*What is required*:
Output the material word for word. Leave each picture out.

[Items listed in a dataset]

_ _ _ _ _

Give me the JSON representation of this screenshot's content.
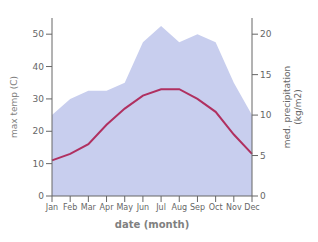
{
  "chart_data": {
    "type": "line",
    "categories": [
      "Jan",
      "Feb",
      "Mar",
      "Apr",
      "May",
      "Jun",
      "Jul",
      "Aug",
      "Sep",
      "Oct",
      "Nov",
      "Dec"
    ],
    "series": [
      {
        "type": "area",
        "axis": "y2",
        "color": "#c8ceee",
        "values": [
          10,
          12,
          13,
          13,
          14,
          19,
          21,
          19,
          20,
          19,
          14,
          10
        ]
      },
      {
        "type": "line",
        "color": "#b03060",
        "values": [
          11,
          13,
          16,
          22,
          27,
          31,
          33,
          33,
          30,
          26,
          19,
          13
        ]
      }
    ],
    "x_label": "date (month)",
    "y_label": "max temp (C)",
    "y2_label": "med. precipitation\n(kg/m2)",
    "ylim": [
      0,
      55
    ],
    "yticks": [
      0,
      10,
      20,
      30,
      40,
      50
    ],
    "y2lim": [
      0,
      22
    ],
    "y2ticks": [
      0,
      5,
      10,
      15,
      20
    ]
  }
}
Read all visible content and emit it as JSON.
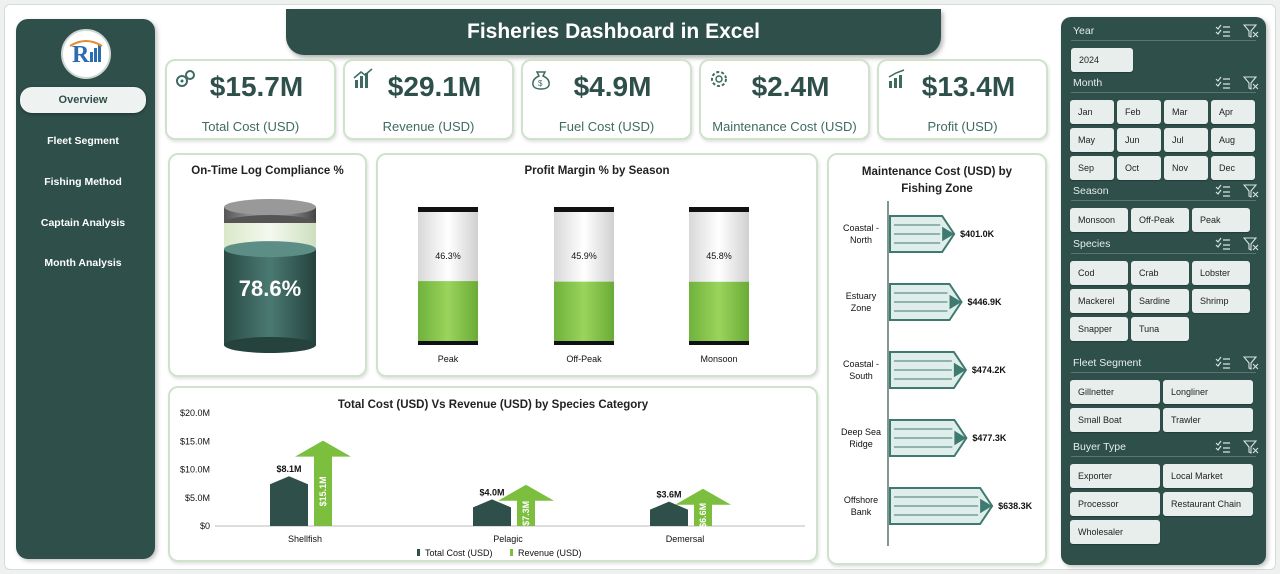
{
  "header": {
    "title": "Fisheries Dashboard in Excel"
  },
  "sidebar": {
    "logo": "company-logo",
    "items": [
      {
        "label": "Overview",
        "active": true
      },
      {
        "label": "Fleet Segment"
      },
      {
        "label": "Fishing Method"
      },
      {
        "label": "Captain  Analysis"
      },
      {
        "label": "Month Analysis"
      }
    ]
  },
  "kpis": [
    {
      "value": "$15.7M",
      "label": "Total Cost (USD)",
      "icon": "gears-icon"
    },
    {
      "value": "$29.1M",
      "label": "Revenue (USD)",
      "icon": "bar-chart-icon"
    },
    {
      "value": "$4.9M",
      "label": "Fuel Cost (USD)",
      "icon": "money-bag-icon"
    },
    {
      "value": "$2.4M",
      "label": "Maintenance Cost (USD)",
      "icon": "settings-icon"
    },
    {
      "value": "$13.4M",
      "label": "Profit (USD)",
      "icon": "growth-icon"
    }
  ],
  "compliance": {
    "title": "On-Time Log Compliance %",
    "value": "78.6%",
    "level": 0.786
  },
  "profit_margin": {
    "title": "Profit Margin % by Season",
    "items": [
      {
        "season": "Peak",
        "label": "46.3%",
        "value": 46.3
      },
      {
        "season": "Off-Peak",
        "label": "45.9%",
        "value": 45.9
      },
      {
        "season": "Monsoon",
        "label": "45.8%",
        "value": 45.8
      }
    ]
  },
  "maintenance": {
    "title_line1": "Maintenance Cost (USD) by",
    "title_line2": "Fishing Zone",
    "zones": [
      {
        "line1": "Coastal -",
        "line2": "North",
        "label": "$401.0K",
        "value": 401.0
      },
      {
        "line1": "Estuary",
        "line2": "Zone",
        "label": "$446.9K",
        "value": 446.9
      },
      {
        "line1": "Coastal -",
        "line2": "South",
        "label": "$474.2K",
        "value": 474.2
      },
      {
        "line1": "Deep Sea",
        "line2": "Ridge",
        "label": "$477.3K",
        "value": 477.3
      },
      {
        "line1": "Offshore",
        "line2": "Bank",
        "label": "$638.3K",
        "value": 638.3
      }
    ]
  },
  "cost_revenue": {
    "title": "Total Cost (USD) Vs Revenue (USD) by Species Category",
    "yticks": [
      "$20.0M",
      "$15.0M",
      "$10.0M",
      "$5.0M",
      "$0"
    ],
    "legend": [
      "Total Cost (USD)",
      "Revenue (USD)"
    ],
    "colors": {
      "cost": "#2e4f4a",
      "revenue": "#7cbf3e"
    }
  },
  "chart_data": [
    {
      "type": "bar",
      "title": "Profit Margin % by Season",
      "categories": [
        "Peak",
        "Off-Peak",
        "Monsoon"
      ],
      "values": [
        46.3,
        45.9,
        45.8
      ]
    },
    {
      "type": "bar",
      "title": "Maintenance Cost (USD) by Fishing Zone",
      "categories": [
        "Coastal - North",
        "Estuary Zone",
        "Coastal - South",
        "Deep Sea Ridge",
        "Offshore Bank"
      ],
      "values": [
        401.0,
        446.9,
        474.2,
        477.3,
        638.3
      ]
    },
    {
      "type": "bar",
      "title": "Total Cost (USD) Vs Revenue (USD) by Species Category",
      "categories": [
        "Shellfish",
        "Pelagic",
        "Demersal"
      ],
      "series": [
        {
          "name": "Total Cost (USD)",
          "values": [
            8.1,
            4.0,
            3.6
          ],
          "labels": [
            "$8.1M",
            "$4.0M",
            "$3.6M"
          ]
        },
        {
          "name": "Revenue (USD)",
          "values": [
            15.1,
            7.3,
            6.6
          ],
          "labels": [
            "$15.1M",
            "$7.3M",
            "$6.6M"
          ]
        }
      ],
      "ylim": [
        0,
        20
      ]
    }
  ],
  "filters": {
    "year": {
      "label": "Year",
      "options": [
        "2024"
      ]
    },
    "month": {
      "label": "Month",
      "options": [
        "Jan",
        "Feb",
        "Mar",
        "Apr",
        "May",
        "Jun",
        "Jul",
        "Aug",
        "Sep",
        "Oct",
        "Nov",
        "Dec"
      ]
    },
    "season": {
      "label": "Season",
      "options": [
        "Monsoon",
        "Off-Peak",
        "Peak"
      ]
    },
    "species": {
      "label": "Species",
      "options": [
        "Cod",
        "Crab",
        "Lobster",
        "Mackerel",
        "Sardine",
        "Shrimp",
        "Snapper",
        "Tuna"
      ]
    },
    "fleet": {
      "label": "Fleet Segment",
      "options": [
        "Gillnetter",
        "Longliner",
        "Small Boat",
        "Trawler"
      ]
    },
    "buyer": {
      "label": "Buyer Type",
      "options": [
        "Exporter",
        "Local Market",
        "Processor",
        "Restaurant Chain",
        "Wholesaler"
      ]
    }
  }
}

_ _ _ _ _

*The solution*:
Give me the JSON representation of this screenshot's content.
{
  "chart_data": {
    "type": "line",
    "categories": [
      "Jan",
      "Feb",
      "Mar",
      "Apr",
      "May",
      "Jun",
      "Jul",
      "Aug",
      "Sep",
      "Oct",
      "Nov",
      "Dec"
    ],
    "series": [
      {
        "type": "area",
        "axis": "y2",
        "color": "#c8ceee",
        "values": [
          10,
          12,
          13,
          13,
          14,
          19,
          21,
          19,
          20,
          19,
          14,
          10
        ]
      },
      {
        "type": "line",
        "color": "#b03060",
        "values": [
          11,
          13,
          16,
          22,
          27,
          31,
          33,
          33,
          30,
          26,
          19,
          13
        ]
      }
    ],
    "x_label": "date (month)",
    "y_label": "max temp (C)",
    "y2_label": "med. precipitation\n(kg/m2)",
    "ylim": [
      0,
      55
    ],
    "yticks": [
      0,
      10,
      20,
      30,
      40,
      50
    ],
    "y2lim": [
      0,
      22
    ],
    "y2ticks": [
      0,
      5,
      10,
      15,
      20
    ]
  }
}
Read all visible content and emit it as JSON.
{
  "header": {
    "title": "Fisheries Dashboard in Excel"
  },
  "sidebar": {
    "logo": "company-logo",
    "items": [
      {
        "label": "Overview",
        "active": true
      },
      {
        "label": "Fleet Segment"
      },
      {
        "label": "Fishing Method"
      },
      {
        "label": "Captain  Analysis"
      },
      {
        "label": "Month Analysis"
      }
    ]
  },
  "kpis": [
    {
      "value": "$15.7M",
      "label": "Total Cost (USD)",
      "icon": "gears-icon"
    },
    {
      "value": "$29.1M",
      "label": "Revenue (USD)",
      "icon": "bar-chart-icon"
    },
    {
      "value": "$4.9M",
      "label": "Fuel Cost (USD)",
      "icon": "money-bag-icon"
    },
    {
      "value": "$2.4M",
      "label": "Maintenance Cost (USD)",
      "icon": "settings-icon"
    },
    {
      "value": "$13.4M",
      "label": "Profit (USD)",
      "icon": "growth-icon"
    }
  ],
  "compliance": {
    "title": "On-Time Log Compliance %",
    "value": "78.6%",
    "level": 0.786
  },
  "profit_margin": {
    "title": "Profit Margin % by Season",
    "items": [
      {
        "season": "Peak",
        "label": "46.3%",
        "value": 46.3
      },
      {
        "season": "Off-Peak",
        "label": "45.9%",
        "value": 45.9
      },
      {
        "season": "Monsoon",
        "label": "45.8%",
        "value": 45.8
      }
    ]
  },
  "maintenance": {
    "title_line1": "Maintenance Cost (USD) by",
    "title_line2": "Fishing Zone",
    "zones": [
      {
        "line1": "Coastal -",
        "line2": "North",
        "label": "$401.0K",
        "value": 401.0
      },
      {
        "line1": "Estuary",
        "line2": "Zone",
        "label": "$446.9K",
        "value": 446.9
      },
      {
        "line1": "Coastal -",
        "line2": "South",
        "label": "$474.2K",
        "value": 474.2
      },
      {
        "line1": "Deep Sea",
        "line2": "Ridge",
        "label": "$477.3K",
        "value": 477.3
      },
      {
        "line1": "Offshore",
        "line2": "Bank",
        "label": "$638.3K",
        "value": 638.3
      }
    ]
  },
  "cost_revenue": {
    "title": "Total Cost (USD) Vs Revenue (USD) by Species Category",
    "yticks": [
      "$20.0M",
      "$15.0M",
      "$10.0M",
      "$5.0M",
      "$0"
    ],
    "legend": [
      "Total Cost (USD)",
      "Revenue (USD)"
    ],
    "colors": {
      "cost": "#2e4f4a",
      "revenue": "#7cbf3e"
    }
  },
  "chart_data": [
    {
      "type": "bar",
      "title": "Profit Margin % by Season",
      "categories": [
        "Peak",
        "Off-Peak",
        "Monsoon"
      ],
      "values": [
        46.3,
        45.9,
        45.8
      ]
    },
    {
      "type": "bar",
      "title": "Maintenance Cost (USD) by Fishing Zone",
      "categories": [
        "Coastal - North",
        "Estuary Zone",
        "Coastal - South",
        "Deep Sea Ridge",
        "Offshore Bank"
      ],
      "values": [
        401.0,
        446.9,
        474.2,
        477.3,
        638.3
      ]
    },
    {
      "type": "bar",
      "title": "Total Cost (USD) Vs Revenue (USD) by Species Category",
      "categories": [
        "Shellfish",
        "Pelagic",
        "Demersal"
      ],
      "series": [
        {
          "name": "Total Cost (USD)",
          "values": [
            8.1,
            4.0,
            3.6
          ],
          "labels": [
            "$8.1M",
            "$4.0M",
            "$3.6M"
          ]
        },
        {
          "name": "Revenue (USD)",
          "values": [
            15.1,
            7.3,
            6.6
          ],
          "labels": [
            "$15.1M",
            "$7.3M",
            "$6.6M"
          ]
        }
      ],
      "ylim": [
        0,
        20
      ]
    }
  ],
  "filters": {
    "year": {
      "label": "Year",
      "options": [
        "2024"
      ]
    },
    "month": {
      "label": "Month",
      "options": [
        "Jan",
        "Feb",
        "Mar",
        "Apr",
        "May",
        "Jun",
        "Jul",
        "Aug",
        "Sep",
        "Oct",
        "Nov",
        "Dec"
      ]
    },
    "season": {
      "label": "Season",
      "options": [
        "Monsoon",
        "Off-Peak",
        "Peak"
      ]
    },
    "species": {
      "label": "Species",
      "options": [
        "Cod",
        "Crab",
        "Lobster",
        "Mackerel",
        "Sardine",
        "Shrimp",
        "Snapper",
        "Tuna"
      ]
    },
    "fleet": {
      "label": "Fleet Segment",
      "options": [
        "Gillnetter",
        "Longliner",
        "Small Boat",
        "Trawler"
      ]
    },
    "buyer": {
      "label": "Buyer Type",
      "options": [
        "Exporter",
        "Local Market",
        "Processor",
        "Restaurant Chain",
        "Wholesaler"
      ]
    }
  }
}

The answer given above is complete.